Gezeigter Textauszug =>
◇ ◇ ◇ ◇
Rechtsnorm: Art. 26 ATSG ; Art. 49 ATSG ; Art. 61 KVG ; Art. 64a KVG ; Art. 68 KG ; Art. 79 KG ;
Referenz BGE:119 V 331;
Kommentar zugewiesen:
Spühler, Basler Kommentar zur ZPO, Art. 321 ZPO ; Art. 311 ZPO, 2017
Weitere Kommentare:Gebhard Eugster; Gebhard Eugster; Gebhard Eugster; Gebhard Eugster;
Entscheid
Entscheid vom 5. August 2019

Besetzung

Präsident Joachim Huber, Versicherungsrichterinnen Christiane Gallati Schneider und Miriam Lendfers; Gerichtsschreiberin Sabrina Bleile

Geschäftsnr. KV 2018/18

Parteien

  1. ,

    Beschwerdeführerin,

    gegen

    Sanagate AG, Recht & Compliance, Tribschenstrasse 21, Postfach 2568, 6002 Luzern,

    Beschwerdegegnerin,

    Gegenstand

    Prämienrückforderung Sachverhalt

    A.

    A.a A. (nachfolgend: Versicherte) war in den Jahren 2016 und 2017 bei der Sanagate AG (nachfolgend: Sanagate) obligatorisch krankenpflegeversichert (act. G 3.7 und 3.8). Am 6. Januar 2018 stellte die Sanagate der Versicherten den Betrag von

    Fr. 4'596.35 in Rechnung mit der Begründung, dass es sich dabei um die Rückforderung der Prämienverbilligung für den Zeitraum 1. August 2016 bis 31. Juli 2017 handle (act. G 3.1 S. 1). Nach Ablauf der angesetzten Zahlungsfrist mahnte die Sanagate die Versicherte am 17. März 2018 für die Rechnung vom 6. Januar 2018 (act. G 3.1 S. 2). Am 14. April 2018 forderte die Sanagate die Versicherte erneut zur Zahlung auf und stellte ihr Mahngebühren von Fr. 20.-- in Rechnung. Sie setzte ihr eine Zahlungsfrist bis zum 15. Mai 2018 und drohte ihr für den Fall der nicht rechtzeitigen Bezahlung die Betreibung an (act. G 3.1 S. 3). Nach verstrichener Zahlungsfrist leitete die Sanagate am 13. August 2018 für ausstehende Krankenversicherungsprämien vom

    1. August 2016 bis 31. Juli 2017 die Betreibung (Nr. XXXXXXXX) beim Betreibungsamt B. über Fr. 4'596.35 samt Zins von 5 % seit dem 13. August 2018, Spesen von

Fr. 180.-- und aufgelaufene Zinsen von Fr. 121.30 ein (act. G 3.3).

A.b Mit Verfügung vom 16. Oktober 2018 hob die Sanagate den gegen die Betreibung erhobenen Rechtsvorschlag auf und forderte die Versicherte zur Zahlung von insgesamt Fr. 5'012.45 (Versicherungsprämien von Fr. 4'596.35, Spesen von Fr. 180.--, seit dem 3. Februar 2018 aufgelaufene Verzugszinsen von Fr. 162.80 und Betreibungskosten von Fr. 73.30) auf (act. G 3.4).
◇ ◇ ◇ ◇
Verfügbare Daten =>
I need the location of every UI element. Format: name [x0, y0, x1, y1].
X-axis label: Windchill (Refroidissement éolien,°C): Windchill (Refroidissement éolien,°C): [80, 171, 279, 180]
◇ ◇ ◇ ◇
Ziel der Aufgabe 1 =>
Prüfe, ob die Aussagen (a), (b) und (c) mit dem Gerichtsentscheid zur Prämienrückforderung übereinstimmen, und beantworte jede mit Ja oder Nein samt den entscheidenden Worten im genauen Wortlaut. (a) Die Sanagate stellte der Versicherten Mahngebühren von Fr. 50.-- in Rechnung. (b) Die Zahlungsfrist lief bis zum 15. Mai 2018. (c) Die Betreibungskosten beliefen sich auf Fr. 180.--.
Ziel der Aufgabe 2 =>
Führe den Gerichtsentscheid zur Prämienrückforderung im Anschluss an seinen letzten Satz weiter.
Die Auflistung wird für die Bearbeitung nicht gebraucht.

Antwort zur Übung 1 =>
(a) Nein: „stellte ihr Mahngebühren von Fr. 20.-- in Rechnung“
(b) Ja: „Sie setzte ihr eine Zahlungsfrist bis zum 15. Mai 2018“
(c) Nein: „Betreibungskosten von Fr. 73.30“

Antwort zur Übung 2 =>
B.

B.a Gegen diese Verfügung erhob die Versicherte am 26. Oktober 2018 Einsprache. Darin machte sie geltend, sie schulde der Versicherung keine Krankenkassenprämien. Die Krankenkasse habe den Rechtsvorschlag in Anwendung einer falschen Bestimmung zu Unrecht aufgehoben. Die Sozialversicherungsanstalt (SVA) des Kantons St. Gallen habe eine Rückforderung gestellt. Diesbezüglich sei beim

Versicherungsgericht ein Rechtsstreit hängig. Sie fordere die Sanagate auf, das Urteil

des Versicherungsgerichts abzuwarten (act. G 3.5).

B.b Mit Einspracheentscheid vom 31. Oktober 2018 wies die Sanagate die Einsprache ab und hielt fest, der von der Versicherten geschuldete Betrag für die Rückforderung der Prämienverbilligung belaufe sich auf Fr. 4'596.35 zuzüglich Mahnspesen von Fr. 180.-- sowie Verzugszins von 5 % seit dem 3. Februar 2018. Der Rechtsvorschlag in der Betreibung Nr. XXXXXXX werde aufgehoben und über den Betrag von Fr. 4'596.35 (zuzüglich Mahnspesen von Fr. 180.-- und 5 % Verzugszins seit dem 3. Februar 2018) werde die Rechtsöffnung erteilt. Zudem seien die Betreibungskosten von der Versicherten zu bezahlen (act. G 3.6).

C.

C.a Gegen diesen Einspracheentscheid erhob die Versicherte (nachfolgend: Beschwerdeführerin) am 16. November 2018 Beschwerde, worin sie die Aufhebung der Betreibung Nr. XXXXXXXX beantragte (act. G 1).

C.b In ihrer Beschwerdeantwort vom 28. November 2018 beantragte die Sanagate (nachfolgend: Beschwerdegegnerin) die Abweisung der Beschwerde unter Kosten- und Entschädigungsfolge zu Lasten der Beschwerdeführerin (act. G 3).

C.c In ihrer Replik vom 3. Januar 2019 hielt die Beschwerdeführerin sinngemäss an

ihrem Antrag fest (act. G 5).

C.d In ihrer Duplik vom 24. Januar 2019 hielt die Beschwerdegegnerin an ihrem Antrag

fest (act. G 7).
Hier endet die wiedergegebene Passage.